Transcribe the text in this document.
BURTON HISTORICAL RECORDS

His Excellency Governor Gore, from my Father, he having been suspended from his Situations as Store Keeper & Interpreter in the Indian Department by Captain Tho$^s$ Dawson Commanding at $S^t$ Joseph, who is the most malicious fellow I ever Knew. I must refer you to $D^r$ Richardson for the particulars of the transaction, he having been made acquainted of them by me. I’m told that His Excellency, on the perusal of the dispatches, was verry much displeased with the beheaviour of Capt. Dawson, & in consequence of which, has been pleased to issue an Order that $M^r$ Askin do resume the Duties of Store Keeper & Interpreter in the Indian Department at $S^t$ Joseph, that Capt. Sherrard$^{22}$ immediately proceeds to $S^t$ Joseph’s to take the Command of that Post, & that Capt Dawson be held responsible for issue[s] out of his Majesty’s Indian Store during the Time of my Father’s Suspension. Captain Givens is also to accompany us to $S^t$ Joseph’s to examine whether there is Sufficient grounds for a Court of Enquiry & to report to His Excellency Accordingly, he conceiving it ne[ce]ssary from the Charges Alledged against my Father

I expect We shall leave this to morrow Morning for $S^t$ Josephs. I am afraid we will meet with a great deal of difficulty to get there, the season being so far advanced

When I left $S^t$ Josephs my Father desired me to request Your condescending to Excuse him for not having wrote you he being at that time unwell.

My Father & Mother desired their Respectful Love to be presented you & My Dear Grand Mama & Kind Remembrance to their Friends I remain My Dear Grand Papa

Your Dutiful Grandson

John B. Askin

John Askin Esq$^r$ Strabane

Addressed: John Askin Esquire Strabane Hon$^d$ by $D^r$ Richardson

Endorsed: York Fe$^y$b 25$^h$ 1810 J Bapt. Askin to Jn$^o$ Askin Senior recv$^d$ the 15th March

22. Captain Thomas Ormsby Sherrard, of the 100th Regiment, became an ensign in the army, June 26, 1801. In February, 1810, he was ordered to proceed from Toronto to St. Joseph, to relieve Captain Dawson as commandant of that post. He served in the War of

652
####
## Direction
Transcribe the entire listing above precisely.

## Full output
Transcribe the text in this document.
BURTON HISTORICAL RECORDS

His Excellency Governor Gore, from my Father, he having been suspended from his Situations as Store Keeper & Interpreter in the Indian Department by Captain Tho$^s$ Dawson Commanding at $S^t$ Joseph, who is the most malicious fellow I ever Knew. I must refer you to $D^r$ Richardson for the particulars of the transaction, he having been made acquainted of them by me. I’m told that His Excellency, on the perusal of the dispatches, was verry much displeased with the beheaviour of Capt. Dawson, & in consequence of which, has been pleased to issue an Order that $M^r$ Askin do resume the Duties of Store Keeper & Interpreter in the Indian Department at $S^t$ Joseph, that Capt. Sherrard$^{22}$ immediately proceeds to $S^t$ Joseph’s to take the Command of that Post, & that Capt Dawson be held responsible for issue[s] out of his Majesty’s Indian Store during the Time of my Father’s Suspension. Captain Givens is also to accompany us to $S^t$ Joseph’s to examine whether there is Sufficient grounds for a Court of Enquiry & to report to His Excellency Accordingly, he conceiving it ne[ce]ssary from the Charges Alledged against my Father

I expect We shall leave this to morrow Morning for $S^t$ Josephs. I am afraid we will meet with a great deal of difficulty to get there, the season being so far advanced

When I left $S^t$ Josephs my Father desired me to request Your condescending to Excuse him for not having wrote you he being at that time unwell.

My Father & Mother desired their Respectful Love to be presented you & My Dear Grand Mama & Kind Remembrance to their Friends I remain My Dear Grand Papa

Your Dutiful Grandson

John B. Askin

John Askin Esq$^r$ Strabane

Addressed: John Askin Esquire Strabane Hon$^d$ by $D^r$ Richardson

Endorsed: York Fe$^y$b 25$^h$ 1810 J Bapt. Askin to Jn$^o$ Askin Senior recv$^d$ the 15th March

22. Captain Thomas Ormsby Sherrard, of the 100th Regiment, became an ensign in the army, June 26, 1801. In February, 1810, he was ordered to proceed from Toronto to St. Joseph, to relieve Captain Dawson as commandant of that post. He served in the War of

652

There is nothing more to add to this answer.